▸ **Task input**:

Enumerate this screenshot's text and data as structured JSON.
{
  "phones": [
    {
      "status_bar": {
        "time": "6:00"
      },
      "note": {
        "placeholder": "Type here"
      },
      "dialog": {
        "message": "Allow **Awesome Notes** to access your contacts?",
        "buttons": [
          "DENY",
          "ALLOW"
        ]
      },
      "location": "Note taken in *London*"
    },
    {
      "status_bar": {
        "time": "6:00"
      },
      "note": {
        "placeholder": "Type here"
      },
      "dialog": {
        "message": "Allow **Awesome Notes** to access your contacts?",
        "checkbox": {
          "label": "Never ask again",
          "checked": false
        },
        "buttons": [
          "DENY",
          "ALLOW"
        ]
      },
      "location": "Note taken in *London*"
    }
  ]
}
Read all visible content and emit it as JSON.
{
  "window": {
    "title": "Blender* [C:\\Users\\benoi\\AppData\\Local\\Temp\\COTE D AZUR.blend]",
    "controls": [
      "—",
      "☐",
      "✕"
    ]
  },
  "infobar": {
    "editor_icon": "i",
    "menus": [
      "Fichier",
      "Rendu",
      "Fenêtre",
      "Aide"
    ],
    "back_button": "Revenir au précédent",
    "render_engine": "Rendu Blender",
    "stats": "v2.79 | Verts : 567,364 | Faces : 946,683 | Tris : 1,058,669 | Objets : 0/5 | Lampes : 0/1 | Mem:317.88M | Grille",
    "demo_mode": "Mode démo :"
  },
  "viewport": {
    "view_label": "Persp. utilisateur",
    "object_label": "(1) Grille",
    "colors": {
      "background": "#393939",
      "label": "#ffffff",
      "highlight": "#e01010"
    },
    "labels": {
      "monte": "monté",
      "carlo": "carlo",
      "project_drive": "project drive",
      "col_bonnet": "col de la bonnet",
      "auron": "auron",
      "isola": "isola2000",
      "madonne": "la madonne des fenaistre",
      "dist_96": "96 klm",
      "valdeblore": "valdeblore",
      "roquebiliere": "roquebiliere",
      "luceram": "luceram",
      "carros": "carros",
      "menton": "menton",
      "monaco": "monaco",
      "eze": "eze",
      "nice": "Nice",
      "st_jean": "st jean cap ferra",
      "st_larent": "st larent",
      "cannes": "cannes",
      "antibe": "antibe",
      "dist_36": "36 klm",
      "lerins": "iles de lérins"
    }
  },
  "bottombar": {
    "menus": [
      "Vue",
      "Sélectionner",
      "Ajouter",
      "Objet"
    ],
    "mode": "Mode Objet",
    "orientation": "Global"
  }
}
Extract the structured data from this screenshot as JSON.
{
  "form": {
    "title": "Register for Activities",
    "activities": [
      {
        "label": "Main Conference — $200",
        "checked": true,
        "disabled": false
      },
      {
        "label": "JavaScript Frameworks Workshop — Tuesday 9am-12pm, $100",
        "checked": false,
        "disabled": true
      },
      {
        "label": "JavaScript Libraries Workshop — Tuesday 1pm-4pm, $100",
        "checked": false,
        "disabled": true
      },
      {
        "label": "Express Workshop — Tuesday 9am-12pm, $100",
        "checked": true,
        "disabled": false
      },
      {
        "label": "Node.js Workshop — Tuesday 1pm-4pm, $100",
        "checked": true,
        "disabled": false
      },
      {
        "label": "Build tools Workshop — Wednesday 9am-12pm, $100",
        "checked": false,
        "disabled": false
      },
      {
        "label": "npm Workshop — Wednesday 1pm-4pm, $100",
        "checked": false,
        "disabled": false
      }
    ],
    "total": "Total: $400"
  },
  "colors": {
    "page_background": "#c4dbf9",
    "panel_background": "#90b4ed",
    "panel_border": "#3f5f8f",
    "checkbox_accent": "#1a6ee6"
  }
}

▸ **Stated problem**:
Produce a verbatim transcription of the entries above.

▸ **Task response**:
Enumerate this screenshot's text and data as structured JSON.
{
  "phones": [
    {
      "status_bar": {
        "time": "6:00"
      },
      "note": {
        "placeholder": "Type here"
      },
      "dialog": {
        "message": "Allow **Awesome Notes** to access your contacts?",
        "buttons": [
          "DENY",
          "ALLOW"
        ]
      },
      "location": "Note taken in *London*"
    },
    {
      "status_bar": {
        "time": "6:00"
      },
      "note": {
        "placeholder": "Type here"
      },
      "dialog": {
        "message": "Allow **Awesome Notes** to access your contacts?",
        "checkbox": {
          "label": "Never ask again",
          "checked": false
        },
        "buttons": [
          "DENY",
          "ALLOW"
        ]
      },
      "location": "Note taken in *London*"
    }
  ]
}
Read all visible content and emit it as JSON.
{
  "window": {
    "title": "Blender* [C:\\Users\\benoi\\AppData\\Local\\Temp\\COTE D AZUR.blend]",
    "controls": [
      "—",
      "☐",
      "✕"
    ]
  },
  "infobar": {
    "editor_icon": "i",
    "menus": [
      "Fichier",
      "Rendu",
      "Fenêtre",
      "Aide"
    ],
    "back_button": "Revenir au précédent",
    "render_engine": "Rendu Blender",
    "stats": "v2.79 | Verts : 567,364 | Faces : 946,683 | Tris : 1,058,669 | Objets : 0/5 | Lampes : 0/1 | Mem:317.88M | Grille",
    "demo_mode": "Mode démo :"
  },
  "viewport": {
    "view_label": "Persp. utilisateur",
    "object_label": "(1) Grille",
    "colors": {
      "background": "#393939",
      "label": "#ffffff",
      "highlight": "#e01010"
    },
    "labels": {
      "monte": "monté",
      "carlo": "carlo",
      "project_drive": "project drive",
      "col_bonnet": "col de la bonnet",
      "auron": "auron",
      "isola": "isola2000",
      "madonne": "la madonne des fenaistre",
      "dist_96": "96 klm",
      "valdeblore": "valdeblore",
      "roquebiliere": "roquebiliere",
      "luceram": "luceram",
      "carros": "carros",
      "menton": "menton",
      "monaco": "monaco",
      "eze": "eze",
      "nice": "Nice",
      "st_jean": "st jean cap ferra",
      "st_larent": "st larent",
      "cannes": "cannes",
      "antibe": "antibe",
      "dist_36": "36 klm",
      "lerins": "iles de lérins"
    }
  },
  "bottombar": {
    "menus": [
      "Vue",
      "Sélectionner",
      "Ajouter",
      "Objet"
    ],
    "mode": "Mode Objet",
    "orientation": "Global"
  }
}
Extract the structured data from this screenshot as JSON.
{
  "form": {
    "title": "Register for Activities",
    "activities": [
      {
        "label": "Main Conference — $200",
        "checked": true,
        "disabled": false
      },
      {
        "label": "JavaScript Frameworks Workshop — Tuesday 9am-12pm, $100",
        "checked": false,
        "disabled": true
      },
      {
        "label": "JavaScript Libraries Workshop — Tuesday 1pm-4pm, $100",
        "checked": false,
        "disabled": true
      },
      {
        "label": "Express Workshop — Tuesday 9am-12pm, $100",
        "checked": true,
        "disabled": false
      },
      {
        "label": "Node.js Workshop — Tuesday 1pm-4pm, $100",
        "checked": true,
        "disabled": false
      },
      {
        "label": "Build tools Workshop — Wednesday 9am-12pm, $100",
        "checked": false,
        "disabled": false
      },
      {
        "label": "npm Workshop — Wednesday 1pm-4pm, $100",
        "checked": false,
        "disabled": false
      }
    ],
    "total": "Total: $400"
  },
  "colors": {
    "page_background": "#c4dbf9",
    "panel_background": "#90b4ed",
    "panel_border": "#3f5f8f",
    "checkbox_accent": "#1a6ee6"
  }
}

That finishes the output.